Restate the complete material exactly.
*** Task data ***
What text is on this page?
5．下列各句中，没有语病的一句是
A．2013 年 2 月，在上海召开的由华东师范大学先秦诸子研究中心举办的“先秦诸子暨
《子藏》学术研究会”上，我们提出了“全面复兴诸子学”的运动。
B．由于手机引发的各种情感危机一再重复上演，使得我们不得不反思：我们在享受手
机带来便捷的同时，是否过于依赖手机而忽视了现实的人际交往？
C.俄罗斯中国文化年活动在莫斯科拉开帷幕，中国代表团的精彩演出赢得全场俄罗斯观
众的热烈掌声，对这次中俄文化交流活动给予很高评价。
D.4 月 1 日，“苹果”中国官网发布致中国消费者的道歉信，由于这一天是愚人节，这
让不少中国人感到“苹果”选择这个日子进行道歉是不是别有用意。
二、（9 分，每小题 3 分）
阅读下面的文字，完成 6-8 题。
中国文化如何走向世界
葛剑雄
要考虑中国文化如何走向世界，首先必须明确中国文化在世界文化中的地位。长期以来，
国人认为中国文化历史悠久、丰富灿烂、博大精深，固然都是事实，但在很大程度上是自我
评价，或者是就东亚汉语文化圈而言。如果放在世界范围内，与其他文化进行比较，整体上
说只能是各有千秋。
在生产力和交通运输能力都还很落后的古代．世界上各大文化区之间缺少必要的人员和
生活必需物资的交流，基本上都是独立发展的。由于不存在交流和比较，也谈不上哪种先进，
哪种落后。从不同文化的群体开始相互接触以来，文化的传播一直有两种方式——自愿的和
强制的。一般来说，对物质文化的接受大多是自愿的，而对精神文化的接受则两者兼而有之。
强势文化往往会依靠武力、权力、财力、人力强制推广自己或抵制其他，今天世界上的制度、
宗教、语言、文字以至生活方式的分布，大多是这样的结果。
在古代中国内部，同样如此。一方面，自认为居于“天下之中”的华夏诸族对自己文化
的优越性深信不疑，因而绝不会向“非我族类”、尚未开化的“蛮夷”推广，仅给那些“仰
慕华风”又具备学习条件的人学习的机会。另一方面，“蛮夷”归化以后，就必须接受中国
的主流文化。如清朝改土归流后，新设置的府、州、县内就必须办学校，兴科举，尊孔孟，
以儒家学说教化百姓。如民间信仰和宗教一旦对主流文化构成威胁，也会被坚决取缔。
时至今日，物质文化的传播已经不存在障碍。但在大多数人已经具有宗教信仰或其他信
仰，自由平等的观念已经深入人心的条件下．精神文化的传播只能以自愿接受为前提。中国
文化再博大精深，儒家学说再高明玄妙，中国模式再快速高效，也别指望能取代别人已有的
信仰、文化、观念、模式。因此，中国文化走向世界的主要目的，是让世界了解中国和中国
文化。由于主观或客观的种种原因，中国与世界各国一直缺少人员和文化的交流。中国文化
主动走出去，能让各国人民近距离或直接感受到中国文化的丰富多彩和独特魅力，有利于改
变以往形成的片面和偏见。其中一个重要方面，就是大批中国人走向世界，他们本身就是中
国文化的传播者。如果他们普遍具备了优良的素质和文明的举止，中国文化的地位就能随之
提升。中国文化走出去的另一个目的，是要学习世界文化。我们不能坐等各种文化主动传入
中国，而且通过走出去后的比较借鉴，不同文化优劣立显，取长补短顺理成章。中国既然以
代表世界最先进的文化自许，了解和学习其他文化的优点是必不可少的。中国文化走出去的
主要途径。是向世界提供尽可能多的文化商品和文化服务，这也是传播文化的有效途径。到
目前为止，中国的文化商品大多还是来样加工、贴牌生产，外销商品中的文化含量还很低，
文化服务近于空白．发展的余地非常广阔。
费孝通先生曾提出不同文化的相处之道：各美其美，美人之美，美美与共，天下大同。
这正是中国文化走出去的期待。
***
- Reply to the exercise:
What text is on this page?
5．下列各句中，没有语病的一句是
A．2013 年 2 月，在上海召开的由华东师范大学先秦诸子研究中心举办的“先秦诸子暨
《子藏》学术研究会”上，我们提出了“全面复兴诸子学”的运动。
B．由于手机引发的各种情感危机一再重复上演，使得我们不得不反思：我们在享受手
机带来便捷的同时，是否过于依赖手机而忽视了现实的人际交往？
C.俄罗斯中国文化年活动在莫斯科拉开帷幕，中国代表团的精彩演出赢得全场俄罗斯观
众的热烈掌声，对这次中俄文化交流活动给予很高评价。
D.4 月 1 日，“苹果”中国官网发布致中国消费者的道歉信，由于这一天是愚人节，这
让不少中国人感到“苹果”选择这个日子进行道歉是不是别有用意。
二、（9 分，每小题 3 分）
阅读下面的文字，完成 6-8 题。
中国文化如何走向世界
葛剑雄
要考虑中国文化如何走向世界，首先必须明确中国文化在世界文化中的地位。长期以来，
国人认为中国文化历史悠久、丰富灿烂、博大精深，固然都是事实，但在很大程度上是自我
评价，或者是就东亚汉语文化圈而言。如果放在世界范围内，与其他文化进行比较，整体上
说只能是各有千秋。
在生产力和交通运输能力都还很落后的古代．世界上各大文化区之间缺少必要的人员和
生活必需物资的交流，基本上都是独立发展的。由于不存在交流和比较，也谈不上哪种先进，
哪种落后。从不同文化的群体开始相互接触以来，文化的传播一直有两种方式——自愿的和
强制的。一般来说，对物质文化的接受大多是自愿的，而对精神文化的接受则两者兼而有之。
强势文化往往会依靠武力、权力、财力、人力强制推广自己或抵制其他，今天世界上的制度、
宗教、语言、文字以至生活方式的分布，大多是这样的结果。
在古代中国内部，同样如此。一方面，自认为居于“天下之中”的华夏诸族对自己文化
的优越性深信不疑，因而绝不会向“非我族类”、尚未开化的“蛮夷”推广，仅给那些“仰
慕华风”又具备学习条件的人学习的机会。另一方面，“蛮夷”归化以后，就必须接受中国
的主流文化。如清朝改土归流后，新设置的府、州、县内就必须办学校，兴科举，尊孔孟，
以儒家学说教化百姓。如民间信仰和宗教一旦对主流文化构成威胁，也会被坚决取缔。
时至今日，物质文化的传播已经不存在障碍。但在大多数人已经具有宗教信仰或其他信
仰，自由平等的观念已经深入人心的条件下．精神文化的传播只能以自愿接受为前提。中国
文化再博大精深，儒家学说再高明玄妙，中国模式再快速高效，也别指望能取代别人已有的
信仰、文化、观念、模式。因此，中国文化走向世界的主要目的，是让世界了解中国和中国
文化。由于主观或客观的种种原因，中国与世界各国一直缺少人员和文化的交流。中国文化
主动走出去，能让各国人民近距离或直接感受到中国文化的丰富多彩和独特魅力，有利于改
变以往形成的片面和偏见。其中一个重要方面，就是大批中国人走向世界，他们本身就是中
国文化的传播者。如果他们普遍具备了优良的素质和文明的举止，中国文化的地位就能随之
提升。中国文化走出去的另一个目的，是要学习世界文化。我们不能坐等各种文化主动传入
中国，而且通过走出去后的比较借鉴，不同文化优劣立显，取长补短顺理成章。中国既然以
代表世界最先进的文化自许，了解和学习其他文化的优点是必不可少的。中国文化走出去的
主要途径。是向世界提供尽可能多的文化商品和文化服务，这也是传播文化的有效途径。到
目前为止，中国的文化商品大多还是来样加工、贴牌生产，外销商品中的文化含量还很低，
文化服务近于空白．发展的余地非常广阔。
费孝通先生曾提出不同文化的相处之道：各美其美，美人之美，美美与共，天下大同。
这正是中国文化走出去的期待。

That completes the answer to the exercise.